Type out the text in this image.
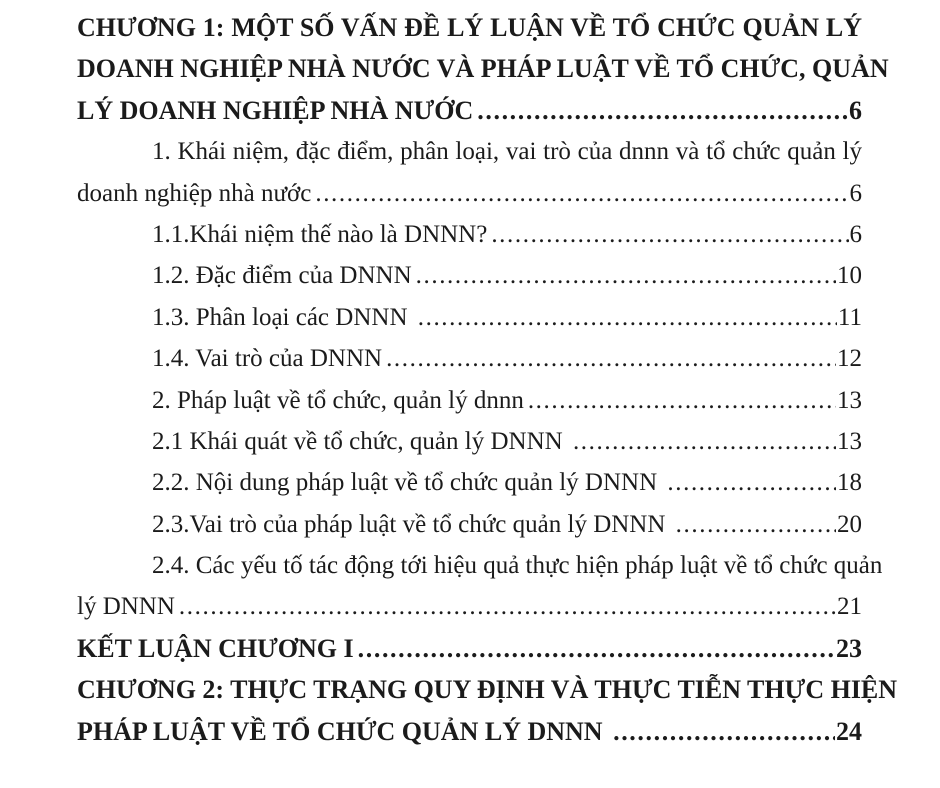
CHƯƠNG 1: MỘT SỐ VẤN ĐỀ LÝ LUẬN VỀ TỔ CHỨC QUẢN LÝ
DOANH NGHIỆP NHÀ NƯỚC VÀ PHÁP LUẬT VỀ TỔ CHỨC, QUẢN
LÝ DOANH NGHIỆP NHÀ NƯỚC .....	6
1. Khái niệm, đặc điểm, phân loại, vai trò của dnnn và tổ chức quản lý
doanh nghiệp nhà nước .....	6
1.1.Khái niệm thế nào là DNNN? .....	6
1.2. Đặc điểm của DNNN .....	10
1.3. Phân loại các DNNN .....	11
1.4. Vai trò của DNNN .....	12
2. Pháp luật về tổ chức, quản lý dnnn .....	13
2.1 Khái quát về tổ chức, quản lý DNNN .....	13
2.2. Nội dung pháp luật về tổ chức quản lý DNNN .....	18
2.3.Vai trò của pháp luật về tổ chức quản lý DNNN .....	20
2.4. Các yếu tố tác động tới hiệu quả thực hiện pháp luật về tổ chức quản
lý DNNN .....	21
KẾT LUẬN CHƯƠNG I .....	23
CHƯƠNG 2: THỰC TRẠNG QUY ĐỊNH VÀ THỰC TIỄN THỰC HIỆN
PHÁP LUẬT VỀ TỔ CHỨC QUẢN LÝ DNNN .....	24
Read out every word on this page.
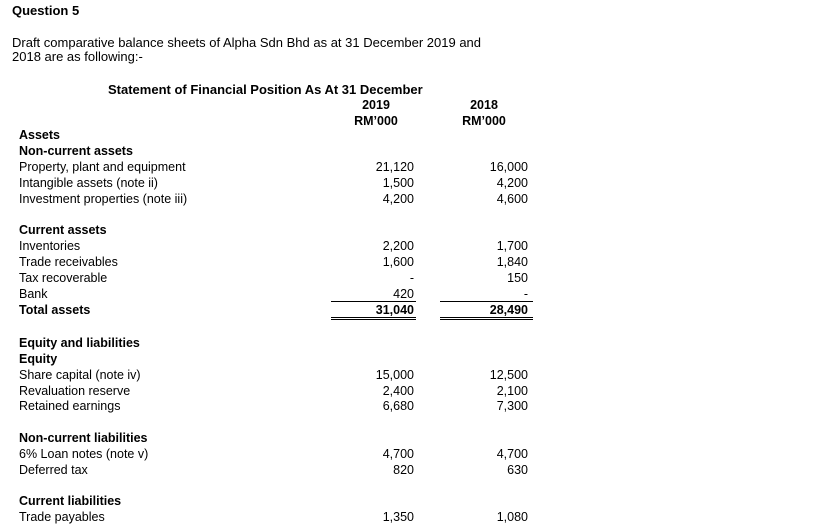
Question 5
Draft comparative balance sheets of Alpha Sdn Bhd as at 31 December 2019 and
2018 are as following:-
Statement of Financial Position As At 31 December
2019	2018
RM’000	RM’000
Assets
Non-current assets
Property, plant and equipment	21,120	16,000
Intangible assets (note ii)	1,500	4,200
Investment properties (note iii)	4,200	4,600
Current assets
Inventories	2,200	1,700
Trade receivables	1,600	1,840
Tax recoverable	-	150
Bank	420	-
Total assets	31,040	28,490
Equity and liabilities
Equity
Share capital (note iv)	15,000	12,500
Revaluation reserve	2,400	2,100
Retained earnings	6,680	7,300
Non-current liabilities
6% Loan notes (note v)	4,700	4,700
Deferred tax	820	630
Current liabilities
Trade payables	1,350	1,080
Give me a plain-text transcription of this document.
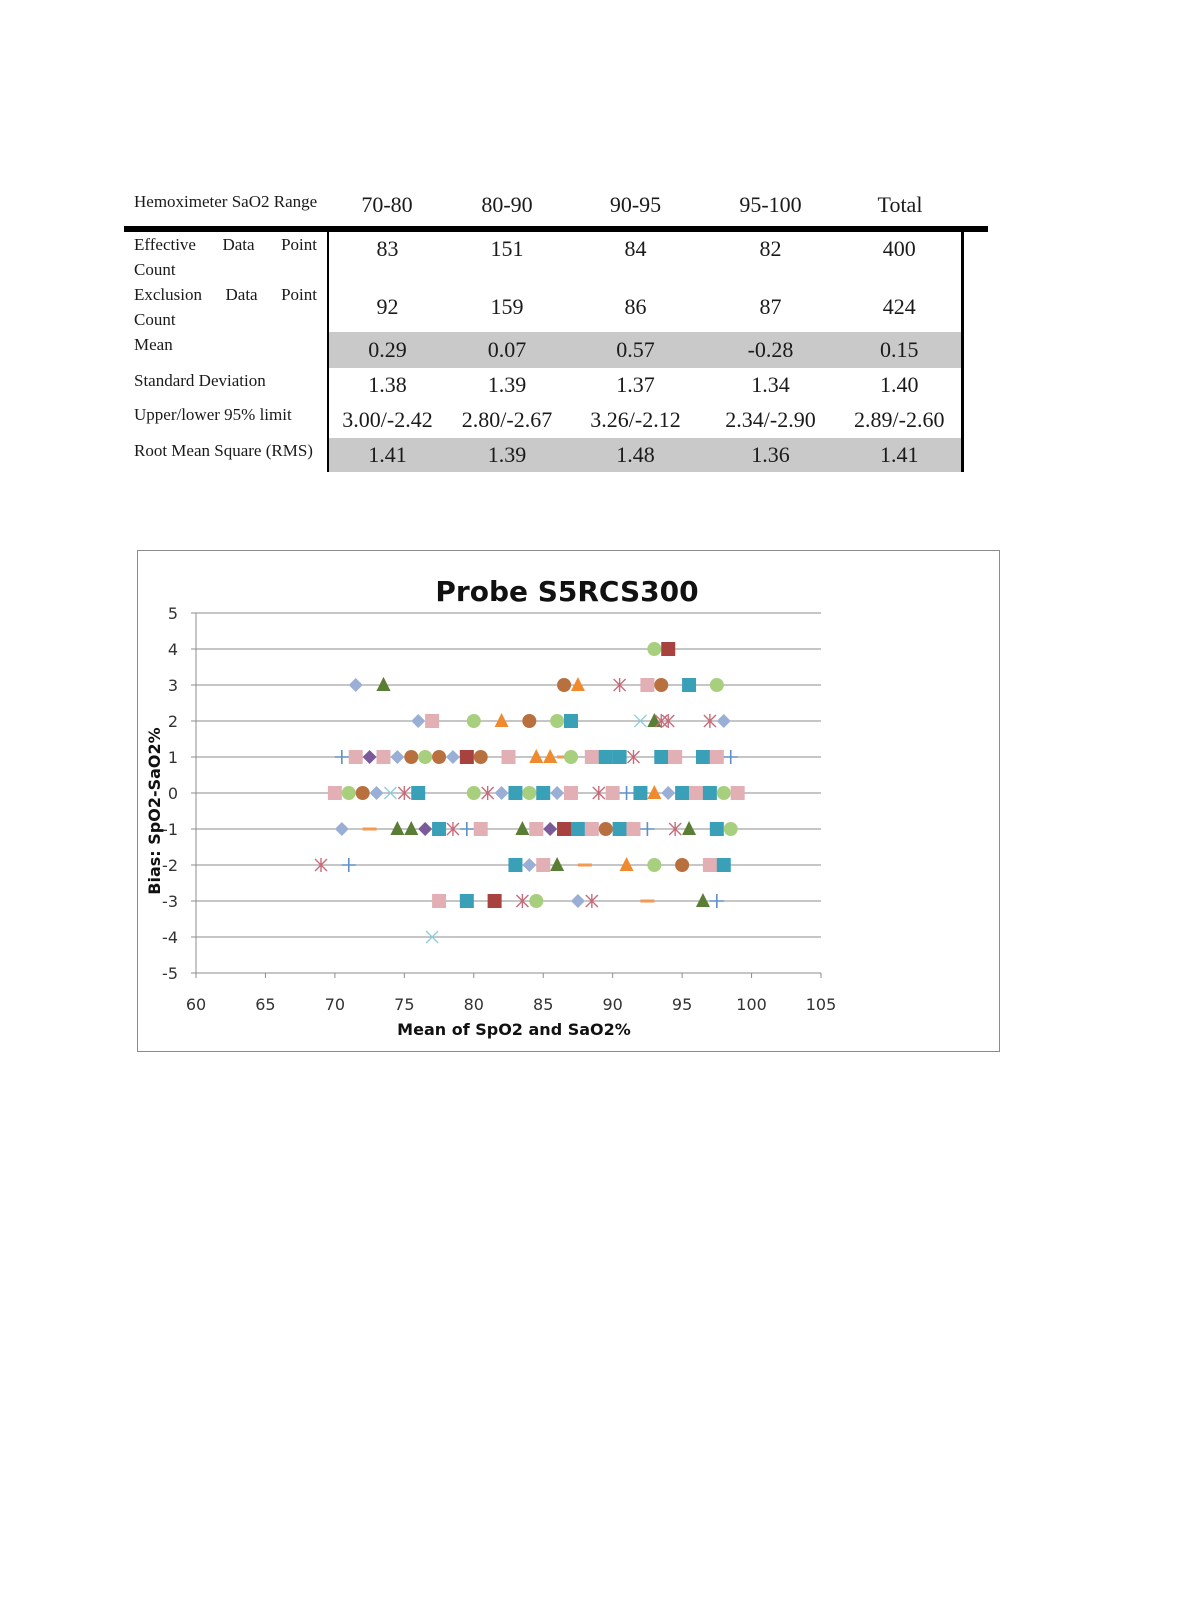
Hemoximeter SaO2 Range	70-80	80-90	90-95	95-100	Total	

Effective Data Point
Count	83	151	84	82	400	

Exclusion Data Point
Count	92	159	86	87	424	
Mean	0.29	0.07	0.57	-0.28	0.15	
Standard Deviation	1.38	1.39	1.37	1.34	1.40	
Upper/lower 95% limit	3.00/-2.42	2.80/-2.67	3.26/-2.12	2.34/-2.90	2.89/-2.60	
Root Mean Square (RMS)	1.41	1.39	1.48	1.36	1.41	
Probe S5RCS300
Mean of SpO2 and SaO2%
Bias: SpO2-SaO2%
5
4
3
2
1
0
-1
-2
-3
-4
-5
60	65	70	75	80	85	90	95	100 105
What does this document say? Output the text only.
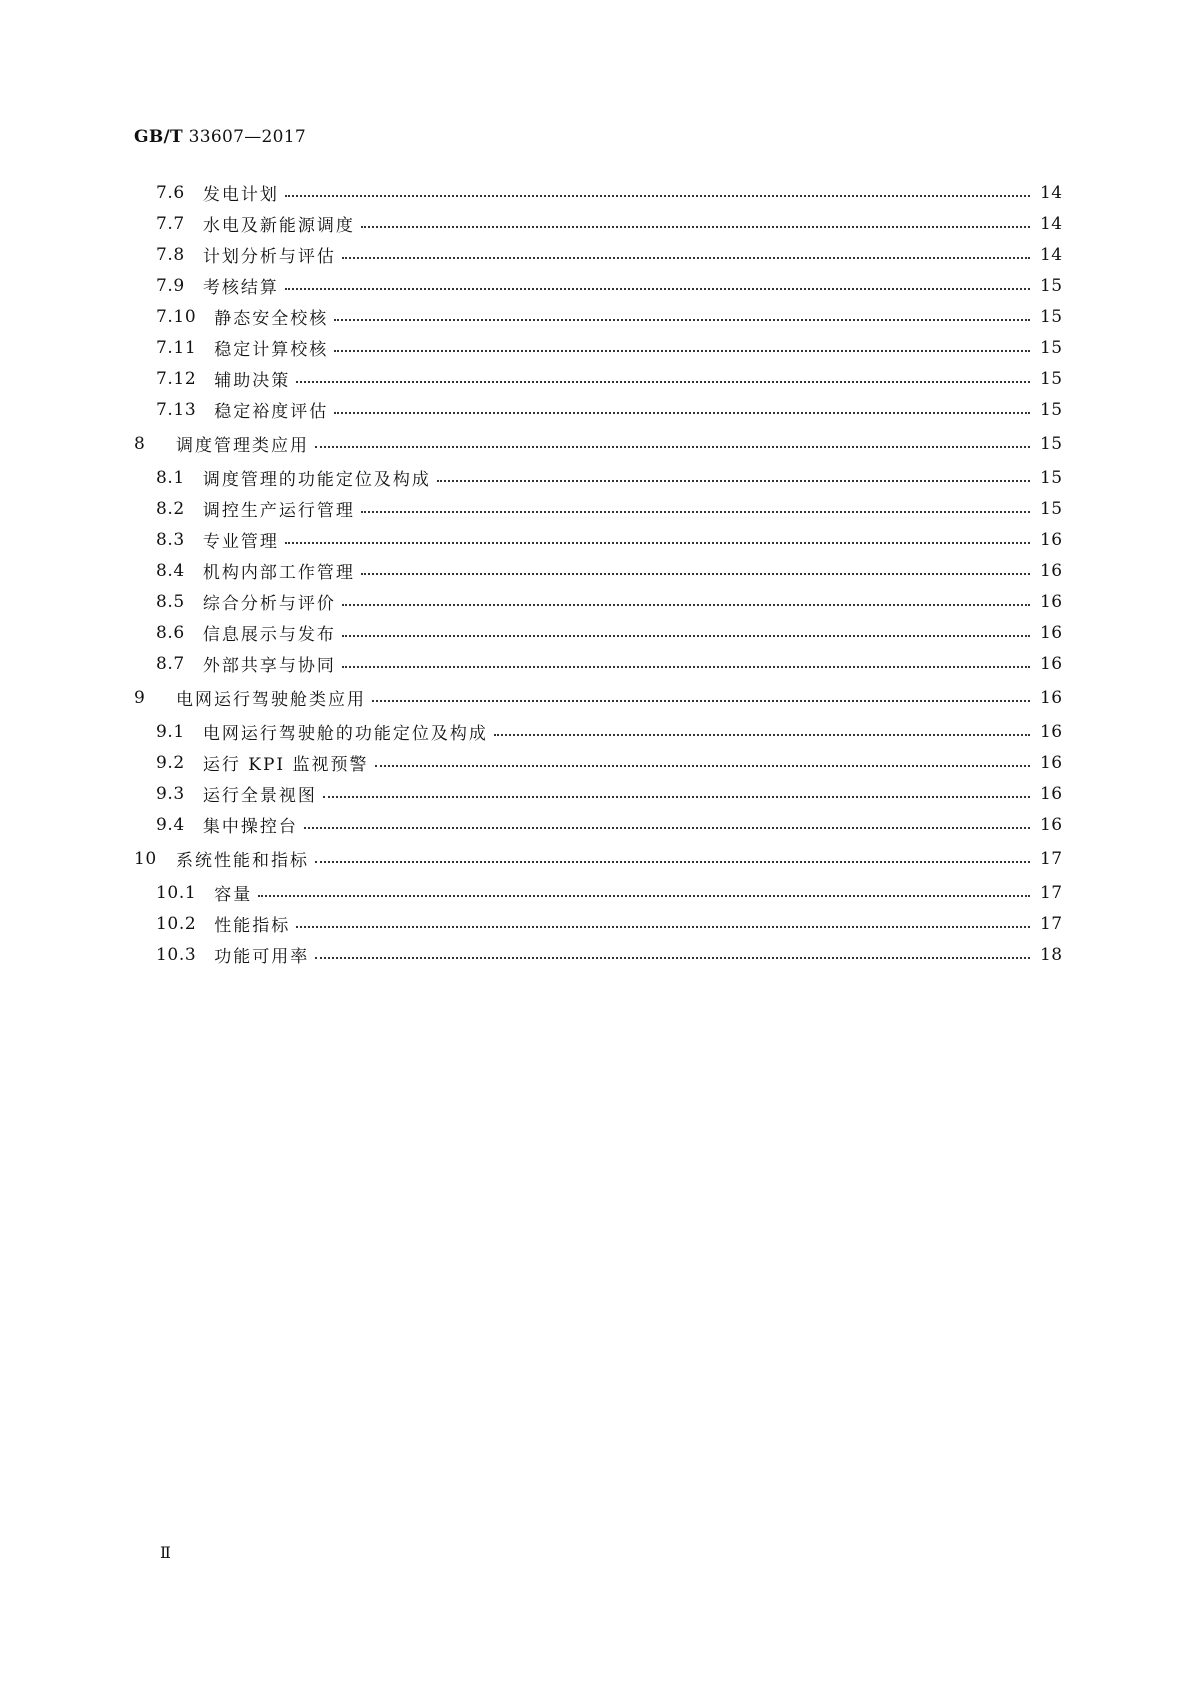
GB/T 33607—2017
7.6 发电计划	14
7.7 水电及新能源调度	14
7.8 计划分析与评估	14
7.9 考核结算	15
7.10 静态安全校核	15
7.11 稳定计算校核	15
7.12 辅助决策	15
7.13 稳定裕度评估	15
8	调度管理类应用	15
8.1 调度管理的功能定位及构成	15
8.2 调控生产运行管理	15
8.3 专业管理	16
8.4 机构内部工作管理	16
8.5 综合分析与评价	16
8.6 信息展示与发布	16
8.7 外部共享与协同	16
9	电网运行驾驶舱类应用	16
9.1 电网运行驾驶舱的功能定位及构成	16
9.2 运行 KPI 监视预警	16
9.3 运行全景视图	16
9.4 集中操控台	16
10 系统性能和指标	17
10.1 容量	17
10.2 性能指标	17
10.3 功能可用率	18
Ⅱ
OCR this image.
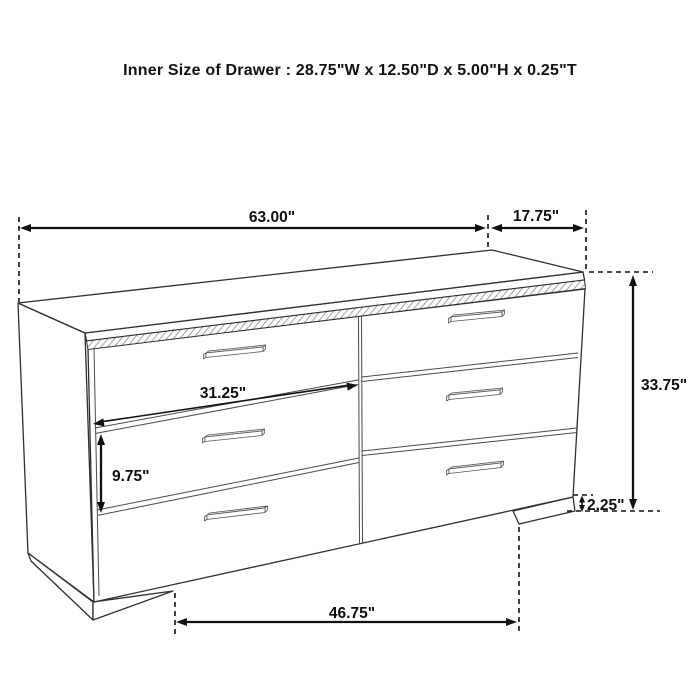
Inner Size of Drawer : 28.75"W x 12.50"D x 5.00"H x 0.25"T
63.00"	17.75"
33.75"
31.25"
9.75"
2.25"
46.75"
———
→ Exercise instructions
Set down the lines of the records above exactly, apart from the pictures.

→ Solution to this task
Type out the text in this image.
CHƯƠNG 1: MỘT SỐ VẤN ĐỀ LÝ LUẬN VỀ TỔ CHỨC QUẢN LÝ
DOANH NGHIỆP NHÀ NƯỚC VÀ PHÁP LUẬT VỀ TỔ CHỨC, QUẢN
LÝ DOANH NGHIỆP NHÀ NƯỚC .....	6
1. Khái niệm, đặc điểm, phân loại, vai trò của dnnn và tổ chức quản lý
doanh nghiệp nhà nước .....	6
1.1.Khái niệm thế nào là DNNN? .....	6
1.2. Đặc điểm của DNNN .....	10
1.3. Phân loại các DNNN .....	11
1.4. Vai trò của DNNN .....	12
2. Pháp luật về tổ chức, quản lý dnnn .....	13
2.1 Khái quát về tổ chức, quản lý DNNN .....	13
2.2. Nội dung pháp luật về tổ chức quản lý DNNN .....	18
2.3.Vai trò của pháp luật về tổ chức quản lý DNNN .....	20
2.4. Các yếu tố tác động tới hiệu quả thực hiện pháp luật về tổ chức quản
lý DNNN .....	21
KẾT LUẬN CHƯƠNG I .....	23
CHƯƠNG 2: THỰC TRẠNG QUY ĐỊNH VÀ THỰC TIỄN THỰC HIỆN
PHÁP LUẬT VỀ TỔ CHỨC QUẢN LÝ DNNN .....	24
Read out every word on this page.
Question 5
Draft comparative balance sheets of Alpha Sdn Bhd as at 31 December 2019 and
2018 are as following:-
Statement of Financial Position As At 31 December
2019	2018
RM’000	RM’000
Assets
Non-current assets
Property, plant and equipment	21,120	16,000
Intangible assets (note ii)	1,500	4,200
Investment properties (note iii)	4,200	4,600
Current assets
Inventories	2,200	1,700
Trade receivables	1,600	1,840
Tax recoverable	-	150
Bank	420	-
Total assets	31,040	28,490
Equity and liabilities
Equity
Share capital (note iv)	15,000	12,500
Revaluation reserve	2,400	2,100
Retained earnings	6,680	7,300
Non-current liabilities
6% Loan notes (note v)	4,700	4,700
Deferred tax	820	630
Current liabilities
Trade payables	1,350	1,080
Give me a plain-text transcription of this document.
Hemoximeter SaO2 Range	70-80	80-90	90-95	95-100	Total	

Effective Data Point
Count	83	151	84	82	400	

Exclusion Data Point
Count	92	159	86	87	424	
Mean	0.29	0.07	0.57	-0.28	0.15	
Standard Deviation	1.38	1.39	1.37	1.34	1.40	
Upper/lower 95% limit	3.00/-2.42	2.80/-2.67	3.26/-2.12	2.34/-2.90	2.89/-2.60	
Root Mean Square (RMS)	1.41	1.39	1.48	1.36	1.41	
Probe S5RCS300
Mean of SpO2 and SaO2%
Bias: SpO2-SaO2%
5
4
3
2
1
0
-1
-2
-3
-4
-5
60	65	70	75	80	85	90	95	100 105
What does this document say? Output the text only.
GB/T 33607—2017
7.6 发电计划	14
7.7 水电及新能源调度	14
7.8 计划分析与评估	14
7.9 考核结算	15
7.10 静态安全校核	15
7.11 稳定计算校核	15
7.12 辅助决策	15
7.13 稳定裕度评估	15
8	调度管理类应用	15
8.1 调度管理的功能定位及构成	15
8.2 调控生产运行管理	15
8.3 专业管理	16
8.4 机构内部工作管理	16
8.5 综合分析与评价	16
8.6 信息展示与发布	16
8.7 外部共享与协同	16
9	电网运行驾驶舱类应用	16
9.1 电网运行驾驶舱的功能定位及构成	16
9.2 运行 KPI 监视预警	16
9.3 运行全景视图	16
9.4 集中操控台	16
10 系统性能和指标	17
10.1 容量	17
10.2 性能指标	17
10.3 功能可用率	18
Ⅱ
OCR this image.
Inner Size of Drawer : 28.75"W x 12.50"D x 5.00"H x 0.25"T
63.00"	17.75"
33.75"
31.25"
9.75"
2.25"
46.75"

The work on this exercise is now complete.